INSTRUCTIONS TO FOLLOW
Swap every "triangle-icon" for "marker-icon" in everything from the start of the records down to the line containing "colorbar-tick-label: 0.4: [248, 836, 271, 853]". Give back only those lines, with nothing else changed.

INPUT FOR THIS TASK
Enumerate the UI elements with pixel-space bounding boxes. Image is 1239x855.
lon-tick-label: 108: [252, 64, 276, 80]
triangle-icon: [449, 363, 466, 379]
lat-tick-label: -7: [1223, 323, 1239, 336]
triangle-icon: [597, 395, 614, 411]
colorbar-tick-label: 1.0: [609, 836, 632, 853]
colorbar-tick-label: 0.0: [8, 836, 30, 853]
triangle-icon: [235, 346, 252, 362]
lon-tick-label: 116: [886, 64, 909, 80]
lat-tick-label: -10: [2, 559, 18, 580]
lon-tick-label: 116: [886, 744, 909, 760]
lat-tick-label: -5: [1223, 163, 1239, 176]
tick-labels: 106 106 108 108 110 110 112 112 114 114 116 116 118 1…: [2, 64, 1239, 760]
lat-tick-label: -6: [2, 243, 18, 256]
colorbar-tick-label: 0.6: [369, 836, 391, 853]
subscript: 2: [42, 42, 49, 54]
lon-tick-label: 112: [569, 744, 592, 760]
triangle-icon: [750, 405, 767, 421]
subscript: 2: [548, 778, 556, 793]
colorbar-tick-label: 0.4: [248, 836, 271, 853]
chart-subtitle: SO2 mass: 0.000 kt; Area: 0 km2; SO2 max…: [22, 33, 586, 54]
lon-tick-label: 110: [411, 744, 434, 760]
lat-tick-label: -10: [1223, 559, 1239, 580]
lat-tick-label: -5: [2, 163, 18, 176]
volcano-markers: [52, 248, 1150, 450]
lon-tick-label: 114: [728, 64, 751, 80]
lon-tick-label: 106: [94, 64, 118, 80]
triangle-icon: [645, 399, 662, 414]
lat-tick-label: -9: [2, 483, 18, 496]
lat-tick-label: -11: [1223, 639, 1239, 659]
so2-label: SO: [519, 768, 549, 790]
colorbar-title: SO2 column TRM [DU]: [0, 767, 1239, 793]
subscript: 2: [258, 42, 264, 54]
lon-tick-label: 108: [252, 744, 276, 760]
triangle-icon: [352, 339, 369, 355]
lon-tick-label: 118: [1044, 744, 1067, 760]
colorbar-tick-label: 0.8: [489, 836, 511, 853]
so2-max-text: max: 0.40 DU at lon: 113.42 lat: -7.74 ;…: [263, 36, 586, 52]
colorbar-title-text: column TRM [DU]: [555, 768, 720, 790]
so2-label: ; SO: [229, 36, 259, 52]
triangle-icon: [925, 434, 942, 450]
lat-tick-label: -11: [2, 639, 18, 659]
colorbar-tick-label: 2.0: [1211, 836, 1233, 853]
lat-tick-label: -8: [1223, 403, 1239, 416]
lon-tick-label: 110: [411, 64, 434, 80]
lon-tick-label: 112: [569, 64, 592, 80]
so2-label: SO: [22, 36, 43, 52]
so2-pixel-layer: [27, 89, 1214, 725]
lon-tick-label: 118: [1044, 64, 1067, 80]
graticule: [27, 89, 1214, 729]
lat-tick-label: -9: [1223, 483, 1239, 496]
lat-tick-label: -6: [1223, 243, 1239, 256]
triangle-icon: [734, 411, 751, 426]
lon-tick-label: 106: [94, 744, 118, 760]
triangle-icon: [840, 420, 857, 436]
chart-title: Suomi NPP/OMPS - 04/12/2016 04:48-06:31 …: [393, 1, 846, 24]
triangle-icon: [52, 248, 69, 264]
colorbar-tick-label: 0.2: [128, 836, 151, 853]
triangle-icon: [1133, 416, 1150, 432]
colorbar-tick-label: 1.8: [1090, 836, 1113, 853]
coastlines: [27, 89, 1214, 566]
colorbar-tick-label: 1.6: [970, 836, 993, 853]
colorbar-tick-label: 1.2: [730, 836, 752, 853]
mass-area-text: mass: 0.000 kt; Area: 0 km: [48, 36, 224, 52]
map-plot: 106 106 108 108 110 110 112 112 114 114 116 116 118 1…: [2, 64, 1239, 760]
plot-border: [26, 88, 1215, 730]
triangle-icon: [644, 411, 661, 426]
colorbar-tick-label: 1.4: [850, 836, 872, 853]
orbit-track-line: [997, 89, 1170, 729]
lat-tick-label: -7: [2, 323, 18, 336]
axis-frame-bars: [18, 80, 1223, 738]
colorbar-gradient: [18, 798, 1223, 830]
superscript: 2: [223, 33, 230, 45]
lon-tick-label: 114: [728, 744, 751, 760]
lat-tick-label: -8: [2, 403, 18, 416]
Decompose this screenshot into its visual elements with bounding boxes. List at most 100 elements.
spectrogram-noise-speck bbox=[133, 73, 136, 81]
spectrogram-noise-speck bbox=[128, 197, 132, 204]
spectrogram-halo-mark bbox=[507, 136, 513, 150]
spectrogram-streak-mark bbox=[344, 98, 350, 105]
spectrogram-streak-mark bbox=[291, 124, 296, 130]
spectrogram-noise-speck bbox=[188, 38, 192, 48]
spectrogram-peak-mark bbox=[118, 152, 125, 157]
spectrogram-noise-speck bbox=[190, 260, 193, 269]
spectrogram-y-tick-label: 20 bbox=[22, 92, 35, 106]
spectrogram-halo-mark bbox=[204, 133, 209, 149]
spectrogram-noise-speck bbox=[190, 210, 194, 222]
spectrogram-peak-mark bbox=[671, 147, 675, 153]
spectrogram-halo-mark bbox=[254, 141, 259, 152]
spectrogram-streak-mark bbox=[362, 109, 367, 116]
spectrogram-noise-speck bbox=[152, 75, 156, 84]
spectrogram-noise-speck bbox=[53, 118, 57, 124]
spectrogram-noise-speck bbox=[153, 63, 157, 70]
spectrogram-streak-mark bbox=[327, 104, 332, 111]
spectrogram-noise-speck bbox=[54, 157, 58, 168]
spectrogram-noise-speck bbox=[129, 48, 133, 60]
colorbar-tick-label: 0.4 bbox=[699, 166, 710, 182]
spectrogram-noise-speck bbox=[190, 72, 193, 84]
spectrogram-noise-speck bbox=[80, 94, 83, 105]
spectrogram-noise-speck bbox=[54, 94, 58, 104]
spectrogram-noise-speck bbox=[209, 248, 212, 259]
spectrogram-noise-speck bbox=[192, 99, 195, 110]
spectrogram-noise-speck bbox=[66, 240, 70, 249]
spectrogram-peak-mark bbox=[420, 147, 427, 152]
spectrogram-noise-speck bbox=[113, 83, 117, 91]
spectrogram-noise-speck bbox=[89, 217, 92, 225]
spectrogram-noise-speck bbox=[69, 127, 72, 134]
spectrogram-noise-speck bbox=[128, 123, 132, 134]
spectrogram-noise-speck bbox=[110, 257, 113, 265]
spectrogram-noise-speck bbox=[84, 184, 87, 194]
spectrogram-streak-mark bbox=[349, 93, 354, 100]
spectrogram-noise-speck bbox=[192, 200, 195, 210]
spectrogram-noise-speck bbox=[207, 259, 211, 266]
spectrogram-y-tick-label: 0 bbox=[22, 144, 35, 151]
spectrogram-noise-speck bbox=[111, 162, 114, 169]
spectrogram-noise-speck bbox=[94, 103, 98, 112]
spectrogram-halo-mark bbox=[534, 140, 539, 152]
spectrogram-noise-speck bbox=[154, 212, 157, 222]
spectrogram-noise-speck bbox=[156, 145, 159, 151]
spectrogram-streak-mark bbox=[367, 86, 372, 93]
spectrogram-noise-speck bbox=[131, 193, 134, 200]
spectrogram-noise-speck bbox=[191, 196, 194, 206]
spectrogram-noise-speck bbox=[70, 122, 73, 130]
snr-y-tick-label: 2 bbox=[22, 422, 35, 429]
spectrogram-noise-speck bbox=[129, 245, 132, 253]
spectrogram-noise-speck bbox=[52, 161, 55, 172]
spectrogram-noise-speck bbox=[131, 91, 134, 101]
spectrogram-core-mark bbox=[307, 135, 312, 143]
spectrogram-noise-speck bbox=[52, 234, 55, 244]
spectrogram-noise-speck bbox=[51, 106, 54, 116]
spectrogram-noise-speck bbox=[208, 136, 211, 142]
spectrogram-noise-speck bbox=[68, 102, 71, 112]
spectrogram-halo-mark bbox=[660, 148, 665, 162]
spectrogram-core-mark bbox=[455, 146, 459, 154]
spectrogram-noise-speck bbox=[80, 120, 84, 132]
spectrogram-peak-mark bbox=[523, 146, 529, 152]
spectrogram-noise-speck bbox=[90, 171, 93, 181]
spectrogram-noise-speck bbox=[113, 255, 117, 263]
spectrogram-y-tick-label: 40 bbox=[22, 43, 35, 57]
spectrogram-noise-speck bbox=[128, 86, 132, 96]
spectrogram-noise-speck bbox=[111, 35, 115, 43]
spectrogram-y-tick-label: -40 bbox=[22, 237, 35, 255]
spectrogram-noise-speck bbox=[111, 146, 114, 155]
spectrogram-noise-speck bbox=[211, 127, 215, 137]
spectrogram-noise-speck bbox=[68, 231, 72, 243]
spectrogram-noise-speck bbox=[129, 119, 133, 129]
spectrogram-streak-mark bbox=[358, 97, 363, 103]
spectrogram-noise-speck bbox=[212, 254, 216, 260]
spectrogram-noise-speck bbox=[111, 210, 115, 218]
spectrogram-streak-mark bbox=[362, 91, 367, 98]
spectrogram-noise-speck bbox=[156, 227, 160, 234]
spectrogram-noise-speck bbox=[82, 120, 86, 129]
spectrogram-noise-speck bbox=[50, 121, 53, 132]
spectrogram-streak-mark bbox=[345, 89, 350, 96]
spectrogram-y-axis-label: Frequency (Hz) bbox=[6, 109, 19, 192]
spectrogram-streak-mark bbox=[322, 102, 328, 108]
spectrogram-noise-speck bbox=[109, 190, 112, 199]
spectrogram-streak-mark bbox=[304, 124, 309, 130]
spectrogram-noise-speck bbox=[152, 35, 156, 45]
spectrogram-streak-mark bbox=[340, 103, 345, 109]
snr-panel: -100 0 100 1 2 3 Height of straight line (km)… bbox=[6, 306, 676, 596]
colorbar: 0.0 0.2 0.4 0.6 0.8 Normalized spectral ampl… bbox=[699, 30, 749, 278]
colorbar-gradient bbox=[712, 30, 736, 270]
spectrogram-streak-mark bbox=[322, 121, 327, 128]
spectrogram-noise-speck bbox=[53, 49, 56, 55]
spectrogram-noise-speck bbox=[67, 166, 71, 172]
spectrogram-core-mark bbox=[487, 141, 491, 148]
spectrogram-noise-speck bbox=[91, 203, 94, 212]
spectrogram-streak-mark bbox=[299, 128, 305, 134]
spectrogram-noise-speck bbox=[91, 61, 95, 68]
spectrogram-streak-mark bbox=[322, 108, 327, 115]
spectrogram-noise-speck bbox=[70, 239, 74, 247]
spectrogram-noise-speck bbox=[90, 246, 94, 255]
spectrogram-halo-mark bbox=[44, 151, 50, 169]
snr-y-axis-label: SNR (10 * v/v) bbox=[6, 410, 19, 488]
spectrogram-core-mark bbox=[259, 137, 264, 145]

FINISHED EXERCISE
Enumerate the UI elements with pixel-space bounding boxes. Image is 1239x855.
lon-tick-label: 108: [252, 64, 276, 80]
marker-icon: [449, 363, 466, 379]
lat-tick-label: -7: [1223, 323, 1239, 336]
marker-icon: [597, 395, 614, 411]
colorbar-tick-label: 1.0: [609, 836, 632, 853]
colorbar-tick-label: 0.0: [8, 836, 30, 853]
marker-icon: [235, 346, 252, 362]
lon-tick-label: 116: [886, 64, 909, 80]
lat-tick-label: -10: [2, 559, 18, 580]
lon-tick-label: 116: [886, 744, 909, 760]
lat-tick-label: -5: [1223, 163, 1239, 176]
tick-labels: 106 106 108 108 110 110 112 112 114 114 116 116 118 1…: [2, 64, 1239, 760]
lat-tick-label: -6: [2, 243, 18, 256]
colorbar-tick-label: 0.6: [369, 836, 391, 853]
subscript: 2: [42, 42, 49, 54]
lon-tick-label: 112: [569, 744, 592, 760]
marker-icon: [750, 405, 767, 421]
subscript: 2: [548, 778, 556, 793]
colorbar-tick-label: 0.4: [248, 836, 271, 853]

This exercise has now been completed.